The problem. Reproduce every line in the listing that contains the word "ALERT".

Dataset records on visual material
^^^^
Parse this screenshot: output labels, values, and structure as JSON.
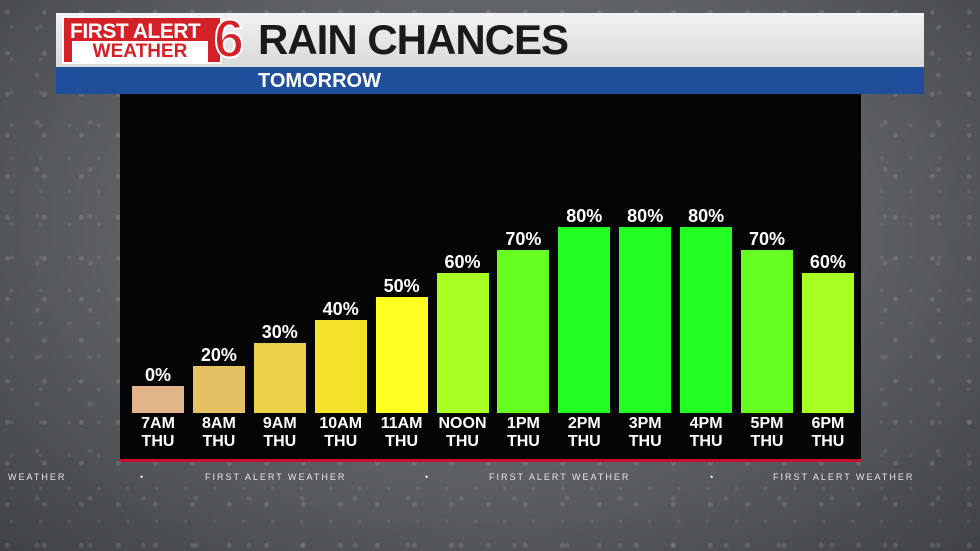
{
  "header": {
    "logo_line1": "FIRST ALERT",
    "logo_line2": "WEATHER",
    "logo_number": "6",
    "title": "RAIN CHANCES",
    "subtitle": "TOMORROW"
  },
  "colors": {
    "brand_red": "#d42027",
    "subbar_blue": "#1f4e9a",
    "baseline_red": "#c8102e"
  },
  "chart_data": {
    "type": "bar",
    "title": "RAIN CHANCES",
    "subtitle": "TOMORROW",
    "unit": "%",
    "ylim": [
      0,
      100
    ],
    "categories": [
      "7AM THU",
      "8AM THU",
      "9AM THU",
      "10AM THU",
      "11AM THU",
      "NOON THU",
      "1PM THU",
      "2PM THU",
      "3PM THU",
      "4PM THU",
      "5PM THU",
      "6PM THU"
    ],
    "time_labels": [
      "7AM",
      "8AM",
      "9AM",
      "10AM",
      "11AM",
      "NOON",
      "1PM",
      "2PM",
      "3PM",
      "4PM",
      "5PM",
      "6PM"
    ],
    "day_labels": [
      "THU",
      "THU",
      "THU",
      "THU",
      "THU",
      "THU",
      "THU",
      "THU",
      "THU",
      "THU",
      "THU",
      "THU"
    ],
    "values": [
      0,
      20,
      30,
      40,
      50,
      60,
      70,
      80,
      80,
      80,
      70,
      60
    ],
    "value_labels": [
      "0%",
      "20%",
      "30%",
      "40%",
      "50%",
      "60%",
      "70%",
      "80%",
      "80%",
      "80%",
      "70%",
      "60%"
    ],
    "bar_colors": [
      "#e2b48a",
      "#e6c164",
      "#ecd04a",
      "#f4e12a",
      "#ffff22",
      "#aaff22",
      "#66ff22",
      "#22ff22",
      "#22ff22",
      "#22ff22",
      "#66ff22",
      "#aaff22"
    ]
  },
  "ticker": {
    "items": [
      "WEATHER",
      "•",
      "FIRST ALERT WEATHER",
      "•",
      "FIRST ALERT WEATHER",
      "•",
      "FIRST ALERT WEATHER"
    ]
  }
}
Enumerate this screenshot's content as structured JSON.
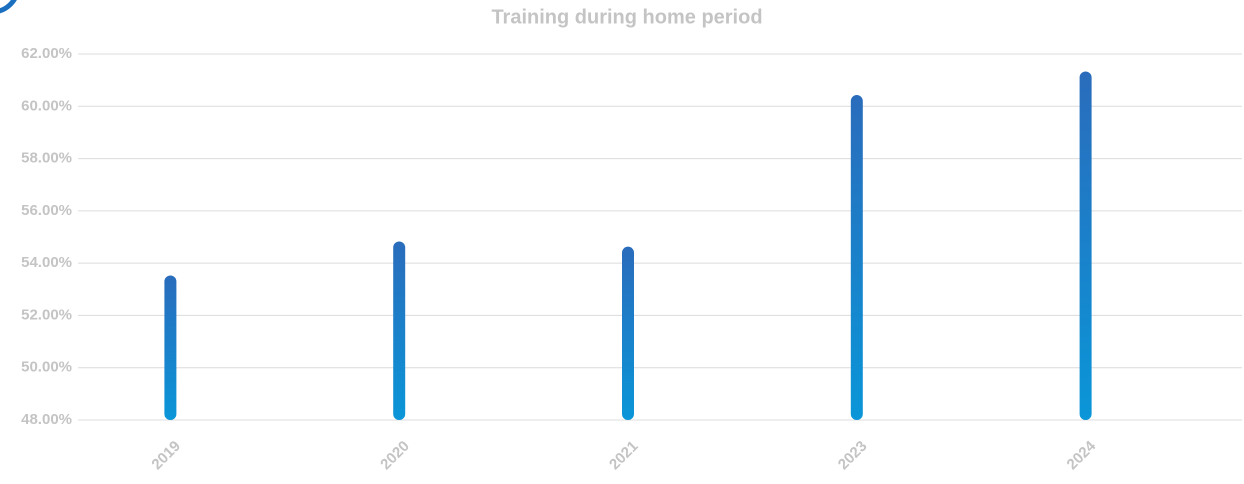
{
  "chart_data": {
    "type": "bar",
    "title": "Training during home period",
    "categories": [
      "2019",
      "2020",
      "2021",
      "2023",
      "2024"
    ],
    "values": [
      53.3,
      54.6,
      54.4,
      60.2,
      61.1
    ],
    "gradient": [
      "#2a6cbc",
      "#0a96d8"
    ],
    "ylim": [
      48,
      62
    ],
    "yticks": [
      {
        "value": 48,
        "label": "48.00%"
      },
      {
        "value": 50,
        "label": "50.00%"
      },
      {
        "value": 52,
        "label": "52.00%"
      },
      {
        "value": 54,
        "label": "54.00%"
      },
      {
        "value": 56,
        "label": "56.00%"
      },
      {
        "value": 58,
        "label": "58.00%"
      },
      {
        "value": 60,
        "label": "60.00%"
      },
      {
        "value": 62,
        "label": "62.00%"
      }
    ],
    "grid": true
  }
}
^^^^
Solution to the problem.
    "logo_line1": "FIRST ALERT",
      "FIRST ALERT WEATHER",
      "FIRST ALERT WEATHER",
      "FIRST ALERT WEATHER"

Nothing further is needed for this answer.